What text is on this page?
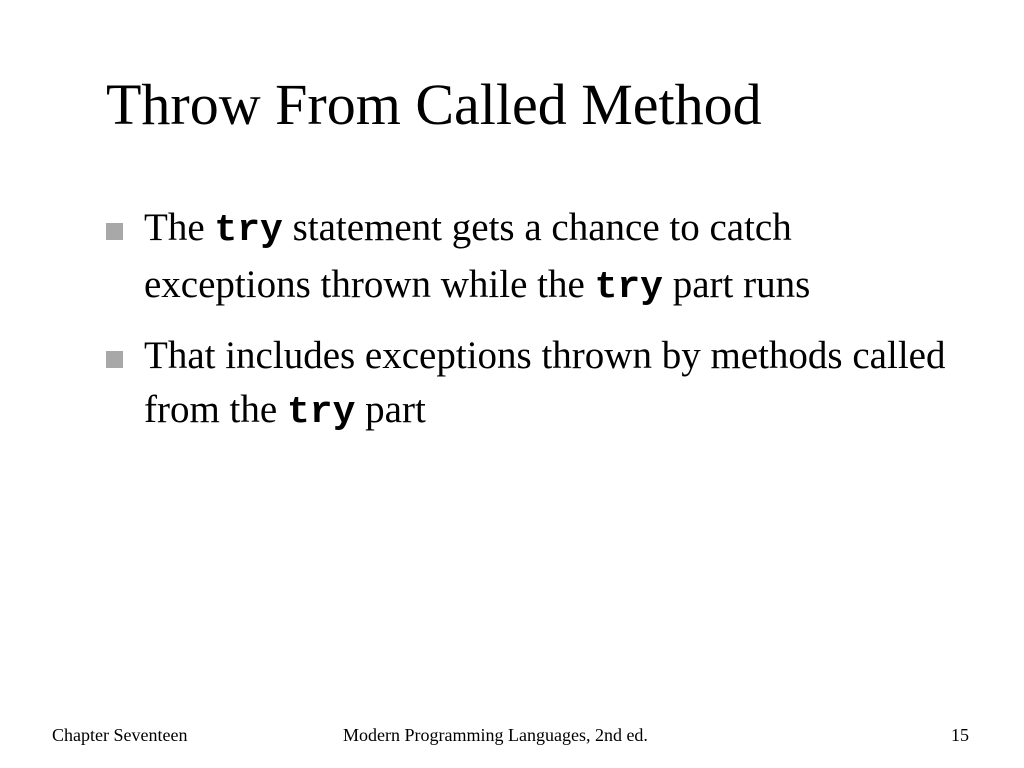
Throw From Called Method
The try statement gets a chance to catch exceptions thrown while the try part runs
That includes exceptions thrown by methods called from the try part
Chapter Seventeen	Modern Programming Languages, 2nd ed.	15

-*-*-

■ WHAT YOU ARE ASKED TO DO
The records above need to be given again exactly. Omit the pictures.

■ RESULT
What text is on this page?
Throw From Called Method
The try statement gets a chance to catch exceptions thrown while the try part runs
That includes exceptions thrown by methods called from the try part
Chapter Seventeen	Modern Programming Languages, 2nd ed.	15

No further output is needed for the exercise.